▸ **Task prompt**: Only lines containing the word "result" are needed; pull them out of the material.

▸ **Data extracts**:
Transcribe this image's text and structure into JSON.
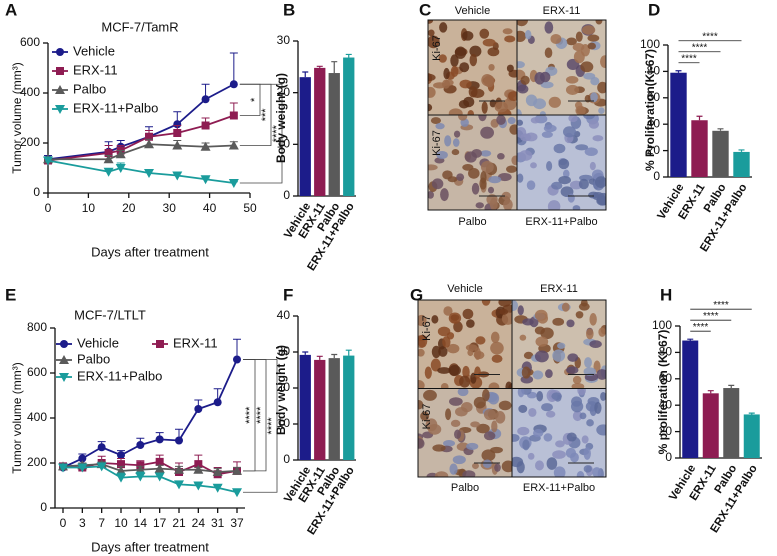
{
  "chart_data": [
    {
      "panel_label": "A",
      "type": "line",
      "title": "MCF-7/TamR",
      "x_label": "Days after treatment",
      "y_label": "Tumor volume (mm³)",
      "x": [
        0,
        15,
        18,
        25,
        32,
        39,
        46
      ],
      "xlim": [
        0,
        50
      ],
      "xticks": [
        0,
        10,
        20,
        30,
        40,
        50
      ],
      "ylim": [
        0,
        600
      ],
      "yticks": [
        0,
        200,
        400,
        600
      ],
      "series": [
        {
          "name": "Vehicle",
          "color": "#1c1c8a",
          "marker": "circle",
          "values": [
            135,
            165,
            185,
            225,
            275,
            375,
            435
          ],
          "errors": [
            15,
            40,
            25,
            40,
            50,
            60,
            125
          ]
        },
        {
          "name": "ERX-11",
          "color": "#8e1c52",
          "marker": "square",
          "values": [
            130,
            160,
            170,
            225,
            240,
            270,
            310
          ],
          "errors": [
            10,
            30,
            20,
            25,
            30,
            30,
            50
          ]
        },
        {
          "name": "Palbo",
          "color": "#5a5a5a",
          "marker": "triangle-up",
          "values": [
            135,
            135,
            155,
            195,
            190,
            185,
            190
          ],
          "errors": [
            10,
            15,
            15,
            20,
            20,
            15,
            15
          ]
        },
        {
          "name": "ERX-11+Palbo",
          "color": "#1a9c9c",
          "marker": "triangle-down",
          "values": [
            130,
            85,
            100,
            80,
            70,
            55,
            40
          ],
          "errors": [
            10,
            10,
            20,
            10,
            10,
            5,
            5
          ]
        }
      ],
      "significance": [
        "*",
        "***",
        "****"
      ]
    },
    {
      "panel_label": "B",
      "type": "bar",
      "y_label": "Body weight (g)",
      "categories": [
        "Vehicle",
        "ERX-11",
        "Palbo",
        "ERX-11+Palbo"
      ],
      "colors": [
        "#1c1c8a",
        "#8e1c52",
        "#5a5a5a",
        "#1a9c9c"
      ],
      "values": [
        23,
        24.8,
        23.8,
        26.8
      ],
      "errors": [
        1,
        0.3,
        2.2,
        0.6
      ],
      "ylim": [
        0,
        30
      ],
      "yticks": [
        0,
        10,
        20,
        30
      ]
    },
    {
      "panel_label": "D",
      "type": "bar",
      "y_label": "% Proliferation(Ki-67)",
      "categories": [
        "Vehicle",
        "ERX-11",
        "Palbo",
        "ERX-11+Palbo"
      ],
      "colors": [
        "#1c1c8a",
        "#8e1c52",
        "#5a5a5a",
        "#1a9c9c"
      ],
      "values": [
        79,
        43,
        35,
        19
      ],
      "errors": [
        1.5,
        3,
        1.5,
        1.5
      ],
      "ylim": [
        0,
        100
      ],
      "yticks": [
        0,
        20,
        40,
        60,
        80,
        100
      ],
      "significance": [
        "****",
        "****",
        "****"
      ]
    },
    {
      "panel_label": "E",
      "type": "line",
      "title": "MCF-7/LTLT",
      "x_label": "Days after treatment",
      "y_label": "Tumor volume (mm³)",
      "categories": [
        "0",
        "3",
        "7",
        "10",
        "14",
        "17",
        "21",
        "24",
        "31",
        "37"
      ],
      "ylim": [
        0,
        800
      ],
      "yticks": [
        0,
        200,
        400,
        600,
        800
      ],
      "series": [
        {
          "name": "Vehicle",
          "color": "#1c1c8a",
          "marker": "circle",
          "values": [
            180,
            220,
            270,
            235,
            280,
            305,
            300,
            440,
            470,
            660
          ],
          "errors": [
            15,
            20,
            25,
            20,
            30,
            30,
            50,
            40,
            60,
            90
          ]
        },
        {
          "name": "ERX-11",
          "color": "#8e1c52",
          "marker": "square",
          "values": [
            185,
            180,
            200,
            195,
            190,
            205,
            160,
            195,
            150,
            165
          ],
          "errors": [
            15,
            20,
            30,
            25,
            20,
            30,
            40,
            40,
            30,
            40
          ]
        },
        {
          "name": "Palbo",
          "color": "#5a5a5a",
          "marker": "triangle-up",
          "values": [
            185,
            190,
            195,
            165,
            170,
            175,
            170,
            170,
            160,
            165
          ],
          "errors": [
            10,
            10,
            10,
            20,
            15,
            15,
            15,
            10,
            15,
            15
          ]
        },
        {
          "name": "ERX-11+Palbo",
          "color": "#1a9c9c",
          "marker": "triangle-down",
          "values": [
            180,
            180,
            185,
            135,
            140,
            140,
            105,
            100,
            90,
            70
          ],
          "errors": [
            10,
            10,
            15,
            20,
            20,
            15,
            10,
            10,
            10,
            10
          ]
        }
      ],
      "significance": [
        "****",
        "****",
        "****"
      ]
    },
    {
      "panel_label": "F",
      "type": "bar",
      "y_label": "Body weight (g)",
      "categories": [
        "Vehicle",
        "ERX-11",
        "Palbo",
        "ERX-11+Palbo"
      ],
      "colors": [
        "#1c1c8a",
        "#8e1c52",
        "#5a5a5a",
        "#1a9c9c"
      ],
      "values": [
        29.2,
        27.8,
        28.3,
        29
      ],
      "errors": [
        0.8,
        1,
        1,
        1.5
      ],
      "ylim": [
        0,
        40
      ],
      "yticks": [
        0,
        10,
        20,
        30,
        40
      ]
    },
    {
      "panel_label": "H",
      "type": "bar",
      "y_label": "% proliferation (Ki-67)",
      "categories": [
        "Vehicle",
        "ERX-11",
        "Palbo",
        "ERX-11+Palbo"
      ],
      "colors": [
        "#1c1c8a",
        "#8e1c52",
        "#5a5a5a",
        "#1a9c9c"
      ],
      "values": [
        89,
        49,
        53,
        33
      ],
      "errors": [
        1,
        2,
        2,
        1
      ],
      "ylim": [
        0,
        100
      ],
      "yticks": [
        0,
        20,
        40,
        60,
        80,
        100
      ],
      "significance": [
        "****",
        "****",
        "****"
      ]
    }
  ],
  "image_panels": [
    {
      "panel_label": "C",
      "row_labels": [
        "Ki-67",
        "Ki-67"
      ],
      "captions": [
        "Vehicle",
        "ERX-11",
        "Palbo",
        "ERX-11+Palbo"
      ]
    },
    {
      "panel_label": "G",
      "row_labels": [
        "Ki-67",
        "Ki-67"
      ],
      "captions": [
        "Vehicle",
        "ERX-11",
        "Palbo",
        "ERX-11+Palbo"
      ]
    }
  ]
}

...

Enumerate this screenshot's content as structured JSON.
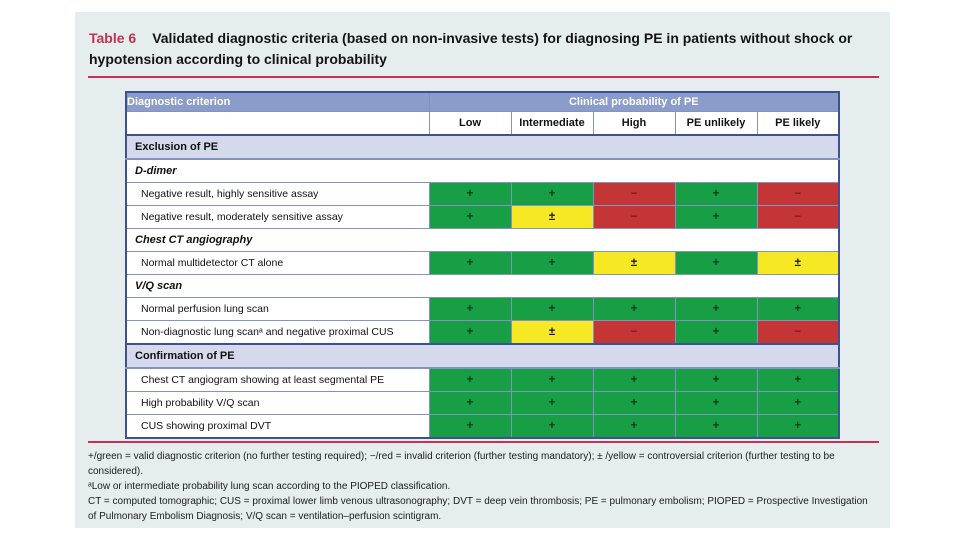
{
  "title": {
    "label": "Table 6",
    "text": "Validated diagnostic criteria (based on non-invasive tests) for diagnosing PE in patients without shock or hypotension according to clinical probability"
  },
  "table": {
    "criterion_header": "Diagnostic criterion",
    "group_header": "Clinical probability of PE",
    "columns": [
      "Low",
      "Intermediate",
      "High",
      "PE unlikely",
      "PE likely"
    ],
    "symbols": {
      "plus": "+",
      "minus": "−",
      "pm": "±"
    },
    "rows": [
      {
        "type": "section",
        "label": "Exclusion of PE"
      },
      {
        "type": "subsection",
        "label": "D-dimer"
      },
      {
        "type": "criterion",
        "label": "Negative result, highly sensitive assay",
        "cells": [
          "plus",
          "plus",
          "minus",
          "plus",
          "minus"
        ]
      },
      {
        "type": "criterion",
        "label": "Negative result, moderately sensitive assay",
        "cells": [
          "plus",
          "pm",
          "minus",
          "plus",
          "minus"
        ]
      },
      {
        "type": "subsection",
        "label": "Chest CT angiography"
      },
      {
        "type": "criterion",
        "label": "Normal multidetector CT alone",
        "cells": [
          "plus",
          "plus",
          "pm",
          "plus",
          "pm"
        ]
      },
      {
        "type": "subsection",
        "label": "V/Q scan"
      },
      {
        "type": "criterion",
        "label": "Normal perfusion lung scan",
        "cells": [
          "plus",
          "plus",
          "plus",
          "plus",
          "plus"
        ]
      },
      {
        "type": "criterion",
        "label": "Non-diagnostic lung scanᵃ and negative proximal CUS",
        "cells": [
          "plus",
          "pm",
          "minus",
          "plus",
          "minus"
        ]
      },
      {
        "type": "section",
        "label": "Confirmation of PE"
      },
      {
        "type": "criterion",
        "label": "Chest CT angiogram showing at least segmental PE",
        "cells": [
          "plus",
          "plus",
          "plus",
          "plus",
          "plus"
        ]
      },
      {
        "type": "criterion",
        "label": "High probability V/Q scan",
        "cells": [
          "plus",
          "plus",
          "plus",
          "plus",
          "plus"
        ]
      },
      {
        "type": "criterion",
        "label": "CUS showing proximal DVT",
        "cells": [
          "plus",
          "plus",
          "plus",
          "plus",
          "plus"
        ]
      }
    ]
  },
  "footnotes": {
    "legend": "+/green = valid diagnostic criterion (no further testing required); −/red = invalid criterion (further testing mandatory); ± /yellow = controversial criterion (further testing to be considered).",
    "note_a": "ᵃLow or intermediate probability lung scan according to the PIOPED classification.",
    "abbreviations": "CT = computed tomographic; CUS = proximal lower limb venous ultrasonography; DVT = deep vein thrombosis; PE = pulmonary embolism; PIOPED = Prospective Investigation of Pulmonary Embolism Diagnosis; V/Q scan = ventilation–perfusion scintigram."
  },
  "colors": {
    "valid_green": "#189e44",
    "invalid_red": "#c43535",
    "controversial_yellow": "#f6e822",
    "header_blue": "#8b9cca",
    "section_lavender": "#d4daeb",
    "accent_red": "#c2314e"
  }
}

▸ **Response to this task**:
        "label": "Negative result, highly sensitive assay",
        "label": "Negative result, moderately sensitive assay",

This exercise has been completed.